(Stored records)
::::::::::

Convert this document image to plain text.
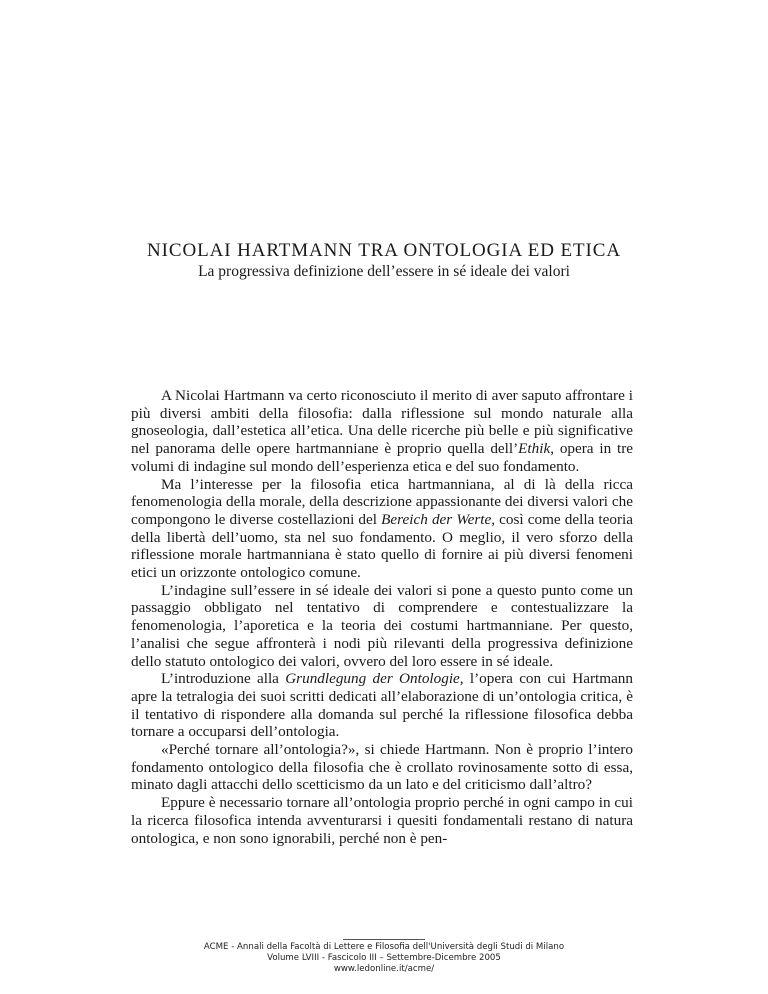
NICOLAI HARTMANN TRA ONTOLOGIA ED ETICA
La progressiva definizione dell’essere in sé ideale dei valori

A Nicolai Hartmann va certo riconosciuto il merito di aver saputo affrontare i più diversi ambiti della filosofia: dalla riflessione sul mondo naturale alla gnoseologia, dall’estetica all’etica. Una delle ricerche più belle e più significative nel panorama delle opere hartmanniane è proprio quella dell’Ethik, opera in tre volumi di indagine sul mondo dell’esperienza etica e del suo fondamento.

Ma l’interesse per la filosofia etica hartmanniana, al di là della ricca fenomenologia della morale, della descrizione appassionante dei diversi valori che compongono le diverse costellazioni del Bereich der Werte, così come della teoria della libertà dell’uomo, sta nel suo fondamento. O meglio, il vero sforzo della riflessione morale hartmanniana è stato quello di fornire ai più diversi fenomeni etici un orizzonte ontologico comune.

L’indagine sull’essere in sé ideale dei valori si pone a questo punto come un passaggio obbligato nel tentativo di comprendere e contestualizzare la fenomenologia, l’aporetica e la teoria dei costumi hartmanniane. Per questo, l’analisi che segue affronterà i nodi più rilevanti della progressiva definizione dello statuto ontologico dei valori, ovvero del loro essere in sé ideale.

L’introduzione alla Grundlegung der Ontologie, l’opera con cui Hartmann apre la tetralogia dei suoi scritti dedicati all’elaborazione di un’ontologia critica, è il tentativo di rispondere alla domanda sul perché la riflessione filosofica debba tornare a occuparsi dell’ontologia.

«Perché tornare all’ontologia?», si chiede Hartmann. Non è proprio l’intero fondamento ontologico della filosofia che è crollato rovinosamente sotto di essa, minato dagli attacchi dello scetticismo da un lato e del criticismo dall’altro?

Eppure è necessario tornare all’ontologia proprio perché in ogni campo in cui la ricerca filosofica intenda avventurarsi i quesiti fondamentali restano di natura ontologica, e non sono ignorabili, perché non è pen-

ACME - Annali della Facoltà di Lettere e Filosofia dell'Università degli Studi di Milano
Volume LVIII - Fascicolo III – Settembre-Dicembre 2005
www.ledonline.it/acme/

::::::::::

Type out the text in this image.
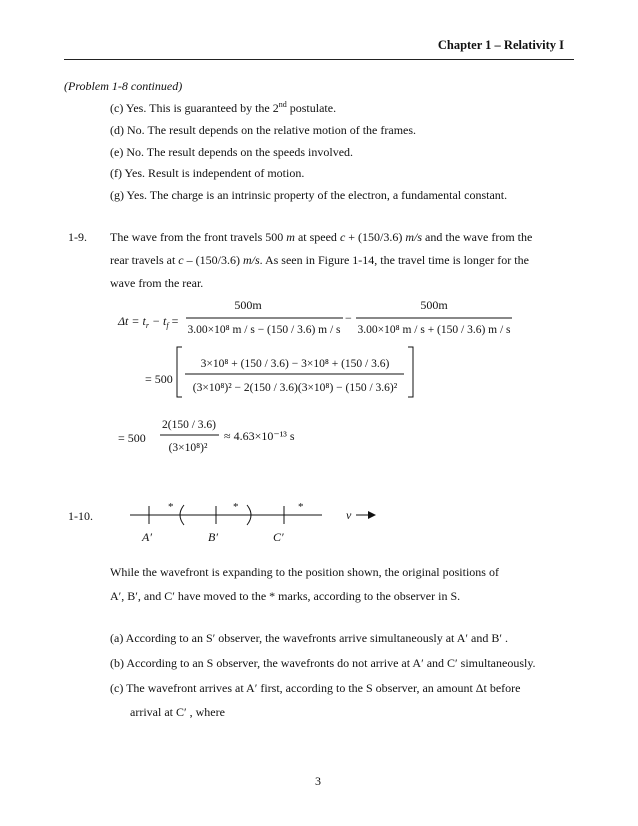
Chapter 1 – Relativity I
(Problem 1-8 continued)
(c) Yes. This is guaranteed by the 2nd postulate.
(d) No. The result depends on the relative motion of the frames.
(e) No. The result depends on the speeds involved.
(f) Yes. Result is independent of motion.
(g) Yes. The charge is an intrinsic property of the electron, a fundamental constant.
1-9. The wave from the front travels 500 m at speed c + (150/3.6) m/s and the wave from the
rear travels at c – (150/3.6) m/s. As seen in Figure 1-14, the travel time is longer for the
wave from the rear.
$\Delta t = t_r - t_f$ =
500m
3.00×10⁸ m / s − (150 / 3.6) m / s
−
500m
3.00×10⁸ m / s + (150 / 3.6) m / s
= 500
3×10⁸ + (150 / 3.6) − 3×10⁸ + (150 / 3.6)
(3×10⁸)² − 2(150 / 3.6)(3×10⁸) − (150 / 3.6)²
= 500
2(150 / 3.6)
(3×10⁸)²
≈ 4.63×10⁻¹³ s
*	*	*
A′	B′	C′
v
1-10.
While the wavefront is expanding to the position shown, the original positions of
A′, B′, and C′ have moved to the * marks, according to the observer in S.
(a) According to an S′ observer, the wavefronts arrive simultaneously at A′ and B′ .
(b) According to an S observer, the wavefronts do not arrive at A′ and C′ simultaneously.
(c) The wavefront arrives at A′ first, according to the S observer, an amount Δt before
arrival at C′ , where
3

::::::::::

- _Goal of the exercise_
Which lines hold the string "teoria"? List them all.

- _Exercise result_
Ma l’interesse per la filosofia etica hartmanniana, al di là della ricca fenomenologia della morale, della descrizione appassionante dei diversi valori che compongono le diverse costellazioni del Bereich der Werte, così come della teoria della libertà dell’uomo, sta nel suo fondamento. O meglio, il vero sforzo della riflessione morale hartmanniana è stato quello di fornire ai più diversi fenomeni etici un orizzonte ontologico comune.
L’indagine sull’essere in sé ideale dei valori si pone a questo punto come un passaggio obbligato nel tentativo di comprendere e contestualizzare la fenomenologia, l’aporetica e la teoria dei costumi hartmanniane. Per questo, l’analisi che segue affronterà i nodi più rilevanti della progressiva definizione dello statuto ontologico dei valori, ovvero del loro essere in sé ideale.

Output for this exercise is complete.